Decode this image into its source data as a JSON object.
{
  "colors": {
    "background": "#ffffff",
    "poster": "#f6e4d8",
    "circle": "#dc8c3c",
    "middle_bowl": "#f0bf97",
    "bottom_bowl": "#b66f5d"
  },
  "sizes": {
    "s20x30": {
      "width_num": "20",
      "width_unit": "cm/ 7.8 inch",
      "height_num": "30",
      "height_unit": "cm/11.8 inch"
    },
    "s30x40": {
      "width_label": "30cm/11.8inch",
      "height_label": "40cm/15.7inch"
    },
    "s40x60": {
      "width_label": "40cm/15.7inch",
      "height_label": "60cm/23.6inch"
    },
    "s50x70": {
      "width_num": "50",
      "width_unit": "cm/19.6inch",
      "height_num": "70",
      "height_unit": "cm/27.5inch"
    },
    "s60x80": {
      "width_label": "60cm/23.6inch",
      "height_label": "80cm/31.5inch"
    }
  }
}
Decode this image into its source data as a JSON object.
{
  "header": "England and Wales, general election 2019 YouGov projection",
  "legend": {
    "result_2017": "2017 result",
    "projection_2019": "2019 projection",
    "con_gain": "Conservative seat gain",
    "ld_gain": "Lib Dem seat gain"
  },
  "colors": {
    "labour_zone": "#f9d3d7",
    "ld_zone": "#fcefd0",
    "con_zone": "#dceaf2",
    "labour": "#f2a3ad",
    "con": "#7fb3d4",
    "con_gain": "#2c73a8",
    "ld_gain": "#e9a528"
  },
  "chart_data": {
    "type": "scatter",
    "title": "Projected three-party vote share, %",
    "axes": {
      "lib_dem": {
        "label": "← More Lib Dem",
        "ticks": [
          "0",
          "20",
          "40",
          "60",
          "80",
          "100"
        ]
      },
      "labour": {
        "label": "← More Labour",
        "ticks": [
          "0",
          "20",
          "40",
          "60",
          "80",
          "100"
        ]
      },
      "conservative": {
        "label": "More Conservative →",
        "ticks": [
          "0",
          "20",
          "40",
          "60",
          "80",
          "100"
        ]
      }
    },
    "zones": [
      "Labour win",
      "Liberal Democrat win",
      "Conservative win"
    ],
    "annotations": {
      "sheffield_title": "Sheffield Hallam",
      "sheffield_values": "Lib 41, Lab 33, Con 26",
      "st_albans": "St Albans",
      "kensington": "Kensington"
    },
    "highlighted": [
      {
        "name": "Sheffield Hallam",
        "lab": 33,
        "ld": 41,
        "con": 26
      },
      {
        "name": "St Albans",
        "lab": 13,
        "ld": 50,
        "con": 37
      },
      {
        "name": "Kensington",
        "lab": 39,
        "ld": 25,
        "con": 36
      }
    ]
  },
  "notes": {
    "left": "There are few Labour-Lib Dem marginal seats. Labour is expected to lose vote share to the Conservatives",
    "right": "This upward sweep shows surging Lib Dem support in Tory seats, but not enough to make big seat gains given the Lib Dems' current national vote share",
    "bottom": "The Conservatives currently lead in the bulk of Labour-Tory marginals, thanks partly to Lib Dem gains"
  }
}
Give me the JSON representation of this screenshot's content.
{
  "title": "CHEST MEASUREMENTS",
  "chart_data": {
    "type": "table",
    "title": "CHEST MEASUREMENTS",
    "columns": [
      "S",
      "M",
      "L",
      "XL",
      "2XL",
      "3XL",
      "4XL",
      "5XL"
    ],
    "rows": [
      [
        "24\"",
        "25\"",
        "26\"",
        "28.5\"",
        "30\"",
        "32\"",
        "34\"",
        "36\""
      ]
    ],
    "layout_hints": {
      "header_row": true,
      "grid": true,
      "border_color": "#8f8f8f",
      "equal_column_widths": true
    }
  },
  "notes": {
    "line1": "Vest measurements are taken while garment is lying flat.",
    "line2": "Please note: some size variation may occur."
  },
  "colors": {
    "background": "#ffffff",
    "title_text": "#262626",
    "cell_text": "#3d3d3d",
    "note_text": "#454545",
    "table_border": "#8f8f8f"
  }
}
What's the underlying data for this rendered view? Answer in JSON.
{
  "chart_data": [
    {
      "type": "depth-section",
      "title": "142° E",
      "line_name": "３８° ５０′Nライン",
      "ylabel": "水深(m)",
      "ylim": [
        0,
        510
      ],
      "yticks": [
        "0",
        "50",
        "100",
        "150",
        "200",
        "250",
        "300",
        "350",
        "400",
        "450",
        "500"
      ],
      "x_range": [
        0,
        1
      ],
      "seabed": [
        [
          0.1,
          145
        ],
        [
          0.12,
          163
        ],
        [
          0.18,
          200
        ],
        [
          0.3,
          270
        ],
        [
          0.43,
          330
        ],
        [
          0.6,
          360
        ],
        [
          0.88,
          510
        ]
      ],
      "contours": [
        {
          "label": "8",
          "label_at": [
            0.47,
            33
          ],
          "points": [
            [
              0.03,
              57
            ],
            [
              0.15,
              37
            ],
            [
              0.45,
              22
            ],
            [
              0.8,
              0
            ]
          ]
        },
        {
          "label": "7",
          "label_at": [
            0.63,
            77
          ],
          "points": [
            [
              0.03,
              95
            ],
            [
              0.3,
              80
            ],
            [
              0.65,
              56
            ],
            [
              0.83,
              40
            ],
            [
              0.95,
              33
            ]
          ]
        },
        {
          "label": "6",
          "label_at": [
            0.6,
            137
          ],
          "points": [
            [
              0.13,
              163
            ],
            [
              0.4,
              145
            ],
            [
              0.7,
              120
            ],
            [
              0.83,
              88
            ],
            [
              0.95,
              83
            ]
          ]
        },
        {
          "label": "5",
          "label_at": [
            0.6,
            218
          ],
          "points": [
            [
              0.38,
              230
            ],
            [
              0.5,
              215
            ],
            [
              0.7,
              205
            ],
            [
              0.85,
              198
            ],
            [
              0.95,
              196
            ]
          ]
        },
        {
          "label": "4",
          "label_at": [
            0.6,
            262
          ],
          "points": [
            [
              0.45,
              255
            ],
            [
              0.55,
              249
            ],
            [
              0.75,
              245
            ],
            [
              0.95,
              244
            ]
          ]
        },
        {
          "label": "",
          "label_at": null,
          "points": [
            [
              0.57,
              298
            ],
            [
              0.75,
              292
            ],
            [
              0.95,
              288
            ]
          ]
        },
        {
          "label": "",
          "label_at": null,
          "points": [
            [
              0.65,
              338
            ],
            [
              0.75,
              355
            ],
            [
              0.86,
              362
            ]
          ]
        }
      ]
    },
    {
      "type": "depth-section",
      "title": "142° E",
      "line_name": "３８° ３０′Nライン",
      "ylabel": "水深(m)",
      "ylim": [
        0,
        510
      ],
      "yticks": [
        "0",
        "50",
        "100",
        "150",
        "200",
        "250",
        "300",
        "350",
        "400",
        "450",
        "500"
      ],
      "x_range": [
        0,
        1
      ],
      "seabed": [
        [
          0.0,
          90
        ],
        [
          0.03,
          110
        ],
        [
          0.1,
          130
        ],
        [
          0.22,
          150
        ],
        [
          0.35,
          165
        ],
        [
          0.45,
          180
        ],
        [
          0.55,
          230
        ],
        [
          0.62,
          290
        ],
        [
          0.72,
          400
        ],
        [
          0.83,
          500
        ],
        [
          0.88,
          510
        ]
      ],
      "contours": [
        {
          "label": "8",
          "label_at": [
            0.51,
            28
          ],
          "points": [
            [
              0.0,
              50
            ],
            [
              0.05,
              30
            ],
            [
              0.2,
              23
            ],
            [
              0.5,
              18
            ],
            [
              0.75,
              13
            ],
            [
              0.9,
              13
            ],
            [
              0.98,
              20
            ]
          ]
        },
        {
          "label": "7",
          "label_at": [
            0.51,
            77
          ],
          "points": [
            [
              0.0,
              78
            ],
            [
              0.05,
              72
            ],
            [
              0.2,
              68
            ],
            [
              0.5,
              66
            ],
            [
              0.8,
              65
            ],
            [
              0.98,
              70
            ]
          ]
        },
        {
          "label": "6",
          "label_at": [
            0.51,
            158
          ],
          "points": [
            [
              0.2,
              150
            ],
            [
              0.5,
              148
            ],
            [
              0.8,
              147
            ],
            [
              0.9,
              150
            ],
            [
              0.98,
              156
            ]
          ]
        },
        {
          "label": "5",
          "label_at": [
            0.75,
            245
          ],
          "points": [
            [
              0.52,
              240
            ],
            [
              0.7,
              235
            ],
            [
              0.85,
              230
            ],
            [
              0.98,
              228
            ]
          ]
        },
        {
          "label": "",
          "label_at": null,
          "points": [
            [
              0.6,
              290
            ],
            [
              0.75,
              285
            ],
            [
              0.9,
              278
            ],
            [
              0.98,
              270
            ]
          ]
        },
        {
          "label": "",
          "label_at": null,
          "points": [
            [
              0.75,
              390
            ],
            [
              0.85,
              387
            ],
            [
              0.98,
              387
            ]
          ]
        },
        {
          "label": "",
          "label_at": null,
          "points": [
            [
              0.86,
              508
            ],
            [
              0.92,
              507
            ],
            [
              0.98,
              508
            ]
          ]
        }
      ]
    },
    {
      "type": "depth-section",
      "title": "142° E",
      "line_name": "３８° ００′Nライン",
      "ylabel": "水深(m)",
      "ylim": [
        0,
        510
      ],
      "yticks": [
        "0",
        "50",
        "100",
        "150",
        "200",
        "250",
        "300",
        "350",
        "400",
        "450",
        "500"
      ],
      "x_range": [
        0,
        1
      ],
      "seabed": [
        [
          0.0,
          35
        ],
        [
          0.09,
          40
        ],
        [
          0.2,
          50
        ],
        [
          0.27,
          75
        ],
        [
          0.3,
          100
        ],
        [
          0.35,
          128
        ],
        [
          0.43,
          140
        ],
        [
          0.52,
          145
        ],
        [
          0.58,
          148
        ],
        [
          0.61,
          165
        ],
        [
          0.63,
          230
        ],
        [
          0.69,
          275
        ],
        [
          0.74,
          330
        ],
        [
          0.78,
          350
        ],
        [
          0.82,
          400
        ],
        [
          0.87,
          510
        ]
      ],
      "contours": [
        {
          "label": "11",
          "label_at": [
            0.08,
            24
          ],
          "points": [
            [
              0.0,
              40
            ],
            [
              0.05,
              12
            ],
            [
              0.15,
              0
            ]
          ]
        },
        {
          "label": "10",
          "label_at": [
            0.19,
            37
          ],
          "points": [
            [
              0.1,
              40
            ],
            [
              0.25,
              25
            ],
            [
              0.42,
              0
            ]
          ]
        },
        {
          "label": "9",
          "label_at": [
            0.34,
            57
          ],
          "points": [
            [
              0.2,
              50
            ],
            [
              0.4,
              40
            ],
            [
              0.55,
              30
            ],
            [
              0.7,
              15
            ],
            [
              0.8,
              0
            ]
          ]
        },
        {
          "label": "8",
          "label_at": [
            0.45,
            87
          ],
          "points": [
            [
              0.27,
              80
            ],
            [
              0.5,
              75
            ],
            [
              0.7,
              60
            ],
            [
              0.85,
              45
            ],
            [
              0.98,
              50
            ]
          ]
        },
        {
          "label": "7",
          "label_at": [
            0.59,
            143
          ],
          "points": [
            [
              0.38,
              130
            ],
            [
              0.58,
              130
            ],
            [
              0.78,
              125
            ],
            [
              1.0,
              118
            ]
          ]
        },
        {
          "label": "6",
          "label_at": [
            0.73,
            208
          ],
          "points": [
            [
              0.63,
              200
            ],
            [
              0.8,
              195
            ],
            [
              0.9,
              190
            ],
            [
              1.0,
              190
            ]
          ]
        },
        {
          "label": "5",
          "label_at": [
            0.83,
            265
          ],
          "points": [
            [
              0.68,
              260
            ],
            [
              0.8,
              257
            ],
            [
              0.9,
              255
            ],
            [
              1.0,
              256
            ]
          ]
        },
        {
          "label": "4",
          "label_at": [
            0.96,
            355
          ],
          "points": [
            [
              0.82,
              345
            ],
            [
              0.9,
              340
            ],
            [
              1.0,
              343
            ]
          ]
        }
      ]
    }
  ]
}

============================================================

Job: Give only the number of lines above that hold the string "vote".

Solved problem: 3